• **Written exercise**: Quote the records that follow in full, leaving the pictures out.
--- START Provided records ---
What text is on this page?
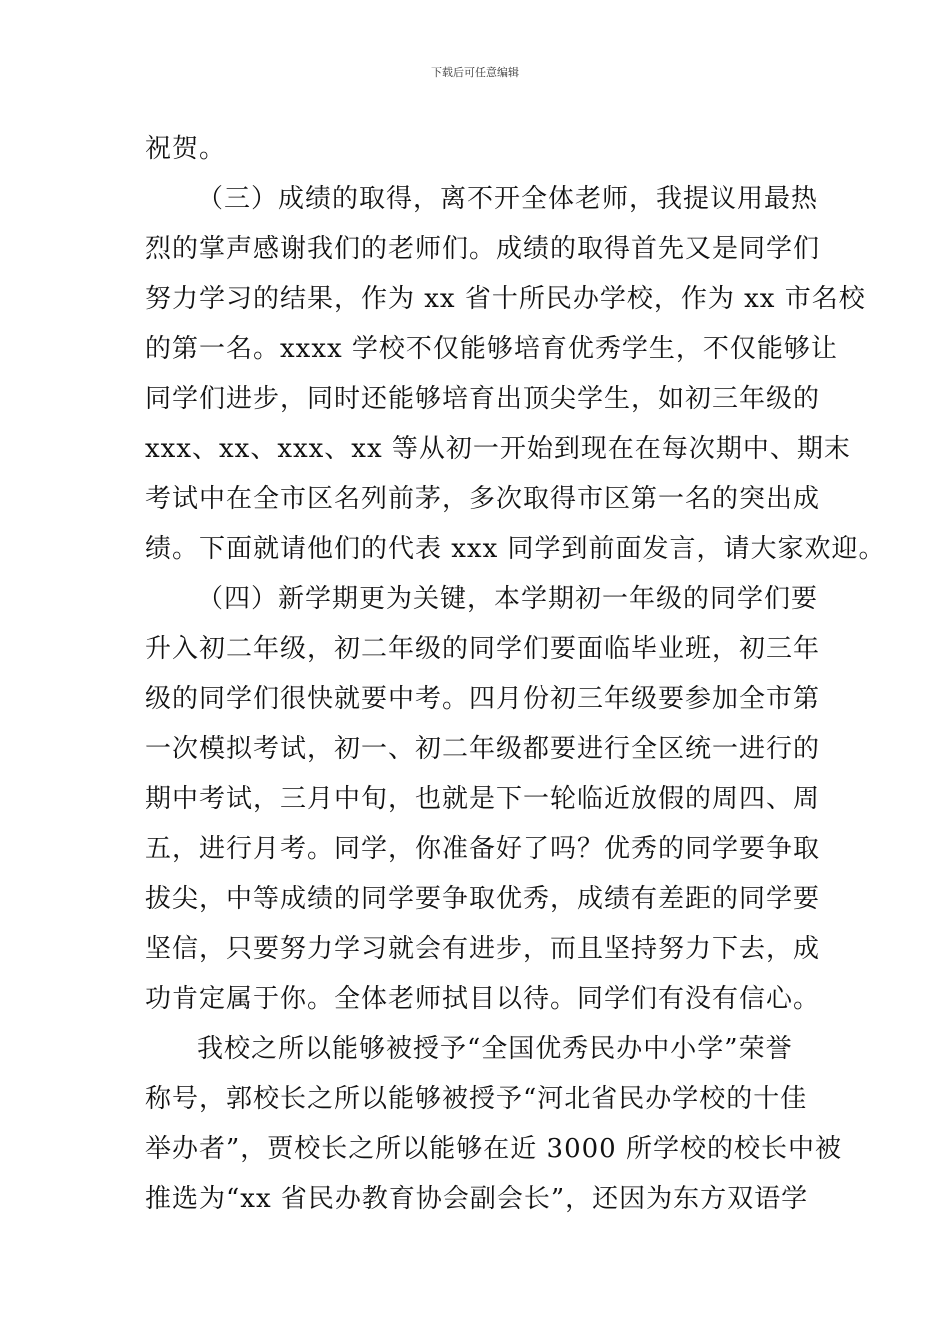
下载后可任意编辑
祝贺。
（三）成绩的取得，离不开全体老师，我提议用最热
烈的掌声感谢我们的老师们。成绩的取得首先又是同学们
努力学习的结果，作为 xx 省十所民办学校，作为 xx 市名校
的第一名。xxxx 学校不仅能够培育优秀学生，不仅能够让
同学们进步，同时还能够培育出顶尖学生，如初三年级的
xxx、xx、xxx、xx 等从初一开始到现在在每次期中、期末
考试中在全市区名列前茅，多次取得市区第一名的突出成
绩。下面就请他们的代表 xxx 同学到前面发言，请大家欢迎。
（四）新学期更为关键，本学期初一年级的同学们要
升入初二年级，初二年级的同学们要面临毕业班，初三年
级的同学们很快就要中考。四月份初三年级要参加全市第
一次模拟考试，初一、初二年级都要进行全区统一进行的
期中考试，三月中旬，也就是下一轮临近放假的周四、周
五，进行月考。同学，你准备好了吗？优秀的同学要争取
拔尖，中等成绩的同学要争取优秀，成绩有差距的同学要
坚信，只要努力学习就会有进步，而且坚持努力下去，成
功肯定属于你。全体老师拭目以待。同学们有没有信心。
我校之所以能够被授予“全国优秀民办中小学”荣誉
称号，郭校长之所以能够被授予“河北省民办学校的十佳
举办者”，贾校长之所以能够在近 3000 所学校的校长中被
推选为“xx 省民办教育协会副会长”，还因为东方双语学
--- END Provided records ---
• **Reply to the exercise**:
What text is on this page?
下载后可任意编辑
祝贺。
（三）成绩的取得，离不开全体老师，我提议用最热
烈的掌声感谢我们的老师们。成绩的取得首先又是同学们
努力学习的结果，作为 xx 省十所民办学校，作为 xx 市名校
的第一名。xxxx 学校不仅能够培育优秀学生，不仅能够让
同学们进步，同时还能够培育出顶尖学生，如初三年级的
xxx、xx、xxx、xx 等从初一开始到现在在每次期中、期末
考试中在全市区名列前茅，多次取得市区第一名的突出成
绩。下面就请他们的代表 xxx 同学到前面发言，请大家欢迎。
（四）新学期更为关键，本学期初一年级的同学们要
升入初二年级，初二年级的同学们要面临毕业班，初三年
级的同学们很快就要中考。四月份初三年级要参加全市第
一次模拟考试，初一、初二年级都要进行全区统一进行的
期中考试，三月中旬，也就是下一轮临近放假的周四、周
五，进行月考。同学，你准备好了吗？优秀的同学要争取
拔尖，中等成绩的同学要争取优秀，成绩有差距的同学要
坚信，只要努力学习就会有进步，而且坚持努力下去，成
功肯定属于你。全体老师拭目以待。同学们有没有信心。
我校之所以能够被授予“全国优秀民办中小学”荣誉
称号，郭校长之所以能够被授予“河北省民办学校的十佳
举办者”，贾校长之所以能够在近 3000 所学校的校长中被
推选为“xx 省民办教育协会副会长”，还因为东方双语学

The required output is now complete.